** start Provided records **

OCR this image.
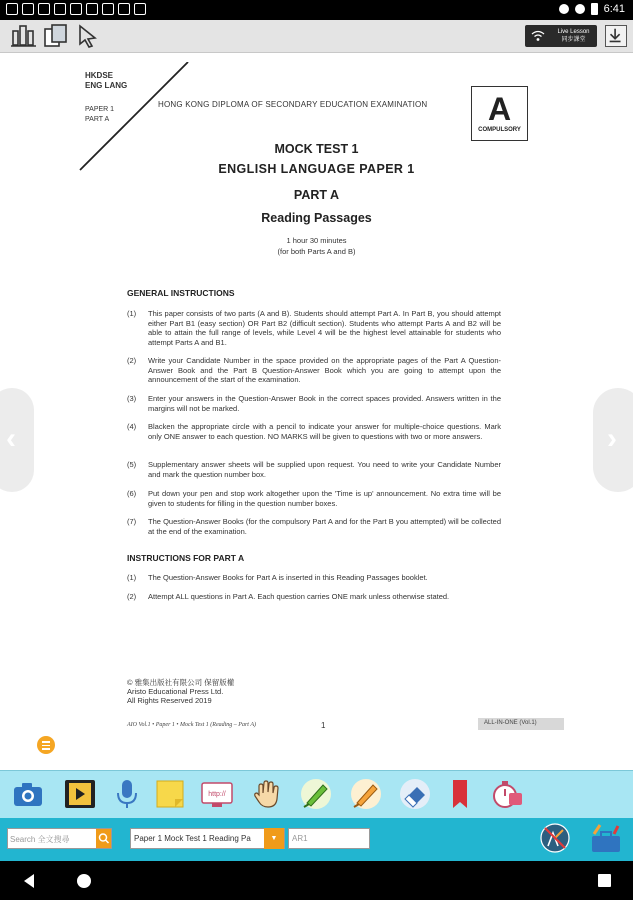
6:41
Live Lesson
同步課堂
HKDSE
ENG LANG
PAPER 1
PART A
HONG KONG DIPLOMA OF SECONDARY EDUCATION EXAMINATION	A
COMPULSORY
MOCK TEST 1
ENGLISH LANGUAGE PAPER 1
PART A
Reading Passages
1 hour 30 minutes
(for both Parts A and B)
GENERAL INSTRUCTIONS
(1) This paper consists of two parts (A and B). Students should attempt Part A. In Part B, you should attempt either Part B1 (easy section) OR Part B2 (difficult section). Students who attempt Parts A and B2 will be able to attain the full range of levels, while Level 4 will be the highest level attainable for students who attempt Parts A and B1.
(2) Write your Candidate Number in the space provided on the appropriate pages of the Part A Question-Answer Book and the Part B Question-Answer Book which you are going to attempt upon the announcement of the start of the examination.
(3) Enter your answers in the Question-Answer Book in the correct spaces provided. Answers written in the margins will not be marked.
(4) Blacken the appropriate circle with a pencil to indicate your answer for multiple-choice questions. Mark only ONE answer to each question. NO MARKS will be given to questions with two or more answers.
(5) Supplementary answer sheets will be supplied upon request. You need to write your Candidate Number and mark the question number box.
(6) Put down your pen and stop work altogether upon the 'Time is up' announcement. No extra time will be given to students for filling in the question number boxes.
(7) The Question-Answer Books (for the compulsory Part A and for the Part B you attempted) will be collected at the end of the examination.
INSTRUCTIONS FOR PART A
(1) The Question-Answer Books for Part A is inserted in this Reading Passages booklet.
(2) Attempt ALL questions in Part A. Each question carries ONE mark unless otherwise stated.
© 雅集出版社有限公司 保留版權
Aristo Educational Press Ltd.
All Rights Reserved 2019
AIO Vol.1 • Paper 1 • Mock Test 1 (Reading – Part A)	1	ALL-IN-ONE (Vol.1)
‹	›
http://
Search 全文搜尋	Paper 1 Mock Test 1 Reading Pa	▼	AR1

** end Provided records **

**Problem description**
From the records above, how many lines include the word "upon"? Only the number is wanted.

**Complete response**
3